**DETALHES DA TAREFA:**
Prossiga com a redação sobre a fuga de cérebros no Brasil, começando logo depois do último parágrafo.

----- TEXTO PARA ANÁLISE

Os desafios no combate à fuga de cérebros no Brasil
Enviada em 28/05/2020
A discussão acerca dos desafios no combate à fuga de cérebros no Brasil tem sido a tônica da sociedade atual. Quanto a isso, sabe-se que há uma tendência de saída de profissionais qualificados para outros países em busca de melhores oportunidades para desenvolver seu trabalho. Tal situação pode ser evidenciada pelo infográfico no website do professor Fernando Nogueira Costa, ao registrar a saída de 21.236 profissionais brasileiros qualificados para os Estados Unidos. Tal situação representa um empecilho ao desenvolvimento do Brasil, sendo necessário o seu combate.
Em primeira análise, deve-se registrar a falta de um cenário favorável ao desenvolvimento científico no Brasil. O governo brasileiro apresenta uma tendência à desvalorização da ciência e das universidades públicas, o que pode ser evidenciado pela fala do Ministro da Educação, Abraham Weintreub, ao utilizar o adjetivo “balbúrdia” para caracterizar as universidades federais. Além, há um cenário de corte de verbas destinadas à educação, como ocorreu em 2019, com a retirada de R$5,84 milhões das universidades. Desse modo, ao construir um cenário desestimulante à educação e pesquisa, grande parte dos pesquisadores e cientistas migram a outros países em busca de melhores condições.

----------
----- MATERIAL APRESENTADO

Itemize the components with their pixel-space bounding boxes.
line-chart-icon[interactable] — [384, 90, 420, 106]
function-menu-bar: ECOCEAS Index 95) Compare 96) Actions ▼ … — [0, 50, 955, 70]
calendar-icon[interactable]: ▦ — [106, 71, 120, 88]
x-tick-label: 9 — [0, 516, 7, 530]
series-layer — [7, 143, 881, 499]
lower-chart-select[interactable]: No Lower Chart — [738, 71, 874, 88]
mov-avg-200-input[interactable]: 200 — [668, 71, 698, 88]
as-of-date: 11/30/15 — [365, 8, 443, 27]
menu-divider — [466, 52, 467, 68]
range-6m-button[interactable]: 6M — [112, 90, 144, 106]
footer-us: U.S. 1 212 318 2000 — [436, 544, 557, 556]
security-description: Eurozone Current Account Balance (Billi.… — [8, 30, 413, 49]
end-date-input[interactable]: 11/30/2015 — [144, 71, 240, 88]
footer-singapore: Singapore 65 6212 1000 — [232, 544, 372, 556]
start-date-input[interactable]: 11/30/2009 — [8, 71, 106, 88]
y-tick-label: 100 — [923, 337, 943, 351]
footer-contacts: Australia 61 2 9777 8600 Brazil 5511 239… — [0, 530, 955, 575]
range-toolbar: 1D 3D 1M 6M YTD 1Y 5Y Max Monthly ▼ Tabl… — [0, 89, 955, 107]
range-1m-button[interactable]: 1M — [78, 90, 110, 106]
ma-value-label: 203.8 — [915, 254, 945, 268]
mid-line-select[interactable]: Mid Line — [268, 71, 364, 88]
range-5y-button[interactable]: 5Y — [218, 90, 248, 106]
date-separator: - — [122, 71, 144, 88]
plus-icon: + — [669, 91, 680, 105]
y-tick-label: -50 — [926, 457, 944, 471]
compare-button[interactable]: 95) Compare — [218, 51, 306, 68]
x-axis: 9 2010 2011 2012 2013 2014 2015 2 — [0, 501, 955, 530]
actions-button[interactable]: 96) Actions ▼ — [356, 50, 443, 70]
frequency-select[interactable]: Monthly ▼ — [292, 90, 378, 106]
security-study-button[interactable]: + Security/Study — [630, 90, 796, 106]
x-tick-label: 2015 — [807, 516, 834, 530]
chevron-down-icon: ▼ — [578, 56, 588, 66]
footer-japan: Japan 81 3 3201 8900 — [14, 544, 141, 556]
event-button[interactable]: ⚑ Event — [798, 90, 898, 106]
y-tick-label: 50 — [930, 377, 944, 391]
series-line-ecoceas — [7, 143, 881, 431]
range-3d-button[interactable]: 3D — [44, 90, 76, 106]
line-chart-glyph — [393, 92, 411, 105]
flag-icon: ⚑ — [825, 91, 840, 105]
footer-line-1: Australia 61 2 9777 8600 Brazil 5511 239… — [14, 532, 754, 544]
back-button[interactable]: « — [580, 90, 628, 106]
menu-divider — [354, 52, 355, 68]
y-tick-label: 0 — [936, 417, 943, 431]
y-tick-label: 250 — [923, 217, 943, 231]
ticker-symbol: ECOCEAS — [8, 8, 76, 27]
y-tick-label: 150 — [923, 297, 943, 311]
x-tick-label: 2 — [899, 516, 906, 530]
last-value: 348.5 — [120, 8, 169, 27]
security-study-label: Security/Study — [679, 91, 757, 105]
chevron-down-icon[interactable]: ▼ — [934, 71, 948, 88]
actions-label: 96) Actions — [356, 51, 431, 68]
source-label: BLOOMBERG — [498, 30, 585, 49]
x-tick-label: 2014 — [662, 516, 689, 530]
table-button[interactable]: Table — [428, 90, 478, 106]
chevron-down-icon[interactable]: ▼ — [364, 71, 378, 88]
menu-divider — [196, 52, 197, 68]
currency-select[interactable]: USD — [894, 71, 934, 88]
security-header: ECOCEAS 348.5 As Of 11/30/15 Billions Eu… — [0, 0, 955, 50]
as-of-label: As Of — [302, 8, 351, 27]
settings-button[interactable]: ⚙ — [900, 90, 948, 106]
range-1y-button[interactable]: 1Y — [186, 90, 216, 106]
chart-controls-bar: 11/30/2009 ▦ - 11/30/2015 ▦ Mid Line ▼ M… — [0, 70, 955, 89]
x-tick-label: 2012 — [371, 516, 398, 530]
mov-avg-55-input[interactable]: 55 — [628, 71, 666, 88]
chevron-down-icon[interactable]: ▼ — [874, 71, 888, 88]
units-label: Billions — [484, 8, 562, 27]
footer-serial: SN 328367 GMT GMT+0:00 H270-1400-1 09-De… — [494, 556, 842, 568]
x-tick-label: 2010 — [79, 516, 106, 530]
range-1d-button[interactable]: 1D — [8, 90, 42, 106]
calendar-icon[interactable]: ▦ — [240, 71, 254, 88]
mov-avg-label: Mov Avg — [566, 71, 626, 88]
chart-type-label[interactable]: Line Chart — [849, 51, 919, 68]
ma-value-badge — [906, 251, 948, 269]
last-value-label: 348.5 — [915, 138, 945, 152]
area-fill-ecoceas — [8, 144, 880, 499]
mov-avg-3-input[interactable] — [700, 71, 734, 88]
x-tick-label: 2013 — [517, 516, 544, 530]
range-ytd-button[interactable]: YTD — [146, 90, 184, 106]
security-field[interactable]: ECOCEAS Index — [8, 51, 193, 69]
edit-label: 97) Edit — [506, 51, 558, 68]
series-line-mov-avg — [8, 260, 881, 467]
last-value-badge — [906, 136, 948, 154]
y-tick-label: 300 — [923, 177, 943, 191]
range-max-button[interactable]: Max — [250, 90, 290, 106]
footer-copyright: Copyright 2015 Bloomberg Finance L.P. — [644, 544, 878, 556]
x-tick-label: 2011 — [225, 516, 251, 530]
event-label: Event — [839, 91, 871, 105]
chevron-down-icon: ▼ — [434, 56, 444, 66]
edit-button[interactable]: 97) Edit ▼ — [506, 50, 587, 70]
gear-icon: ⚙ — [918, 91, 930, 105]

----------

**RESPOSTA ESCRITA:**
Ademais, o fenômeno da Globalização, a partir de 1991, com o fim da Guerra Fria, proporcionou a abertura econômica dos países e, em consequência, a concorrência mundial entre eles. Sendo assim, um dos principais fatores que proporcionam uma posição privilegiada ao país frente ao cenário nacional é o desenvolvimento intelectual, representado pelo destaque de programas de pesquisas e universidades qualificadas. Dessa forma, ao ocorrer a saída de profissionais qualificados do Brasil, ocorre uma desvalorização ao desenvolvimento intelectual, apresentando uma tendência prejudicial ao seu desenvolvimento frente ao cenário internacional.
Dessarte, os desafios no combate à fuga de cérebros no Brasil precisam ser superados. Assim, cabe ao Estado, promotor da ordem social, o dever de proporcionar melhores condições às universidades federais e programas de pesquisas, por meio da destinação de uma quantia maior de verba, para que possam ter seu pleno funcionamento. Dessa forma, o cenário brasileiro de “descaso” com a educação será reduzido e propiciará a permanência de profissionais qualificados no país.